• **Given request**
Set down each line of the material that follows, exactly, with no pictures.

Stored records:
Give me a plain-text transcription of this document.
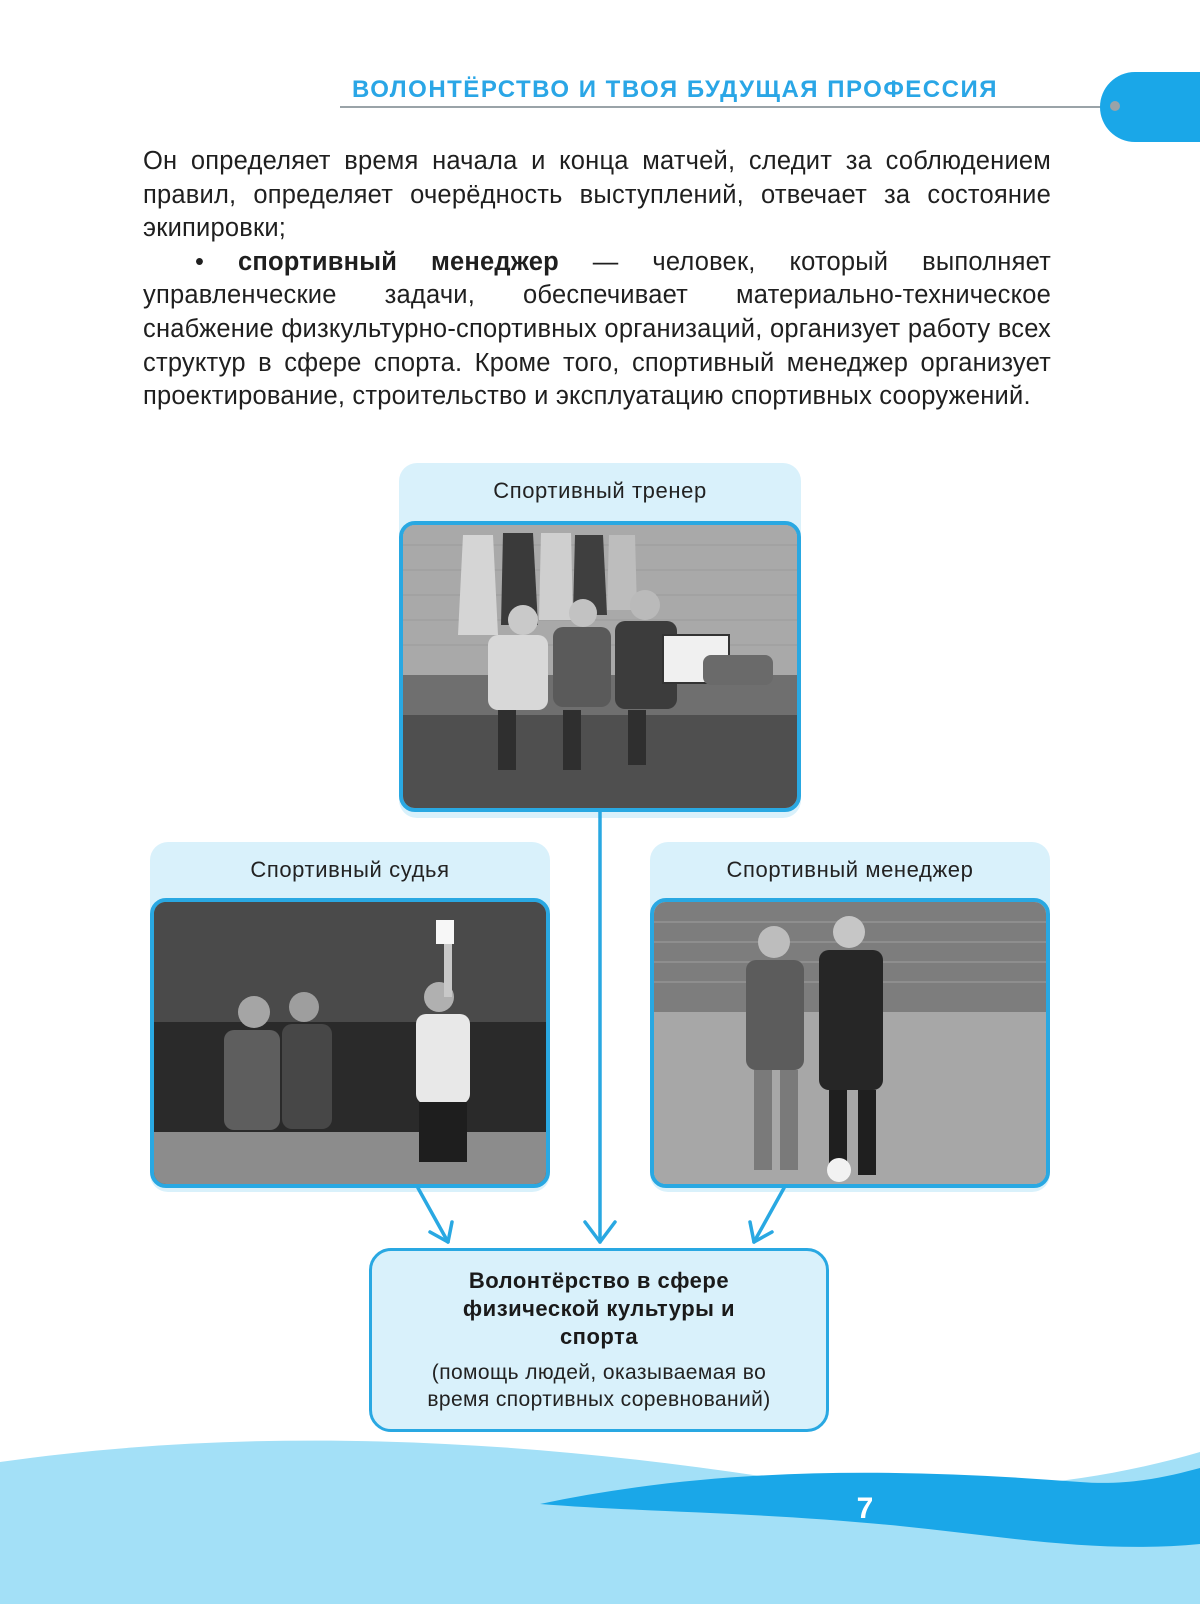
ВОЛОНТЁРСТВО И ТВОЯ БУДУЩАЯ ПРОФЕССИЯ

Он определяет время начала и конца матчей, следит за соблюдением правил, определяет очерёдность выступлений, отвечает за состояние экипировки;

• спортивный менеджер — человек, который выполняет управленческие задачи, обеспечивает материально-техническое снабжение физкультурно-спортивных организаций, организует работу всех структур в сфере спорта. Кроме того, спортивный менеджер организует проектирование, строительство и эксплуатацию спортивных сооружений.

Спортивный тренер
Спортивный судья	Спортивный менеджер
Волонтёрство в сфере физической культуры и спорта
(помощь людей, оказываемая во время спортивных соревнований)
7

• **Correct response**
Give me a plain-text transcription of this document.
ВОЛОНТЁРСТВО И ТВОЯ БУДУЩАЯ ПРОФЕССИЯ

Он определяет время начала и конца матчей, следит за соблюдением правил, определяет очерёдность выступлений, отвечает за состояние экипировки;

• спортивный менеджер — человек, который выполняет управленческие задачи, обеспечивает материально-техническое снабжение физкультурно-спортивных организаций, организует работу всех структур в сфере спорта. Кроме того, спортивный менеджер организует проектирование, строительство и эксплуатацию спортивных сооружений.

Спортивный тренер
Спортивный судья	Спортивный менеджер
Волонтёрство в сфере физической культуры и спорта
(помощь людей, оказываемая во время спортивных соревнований)
7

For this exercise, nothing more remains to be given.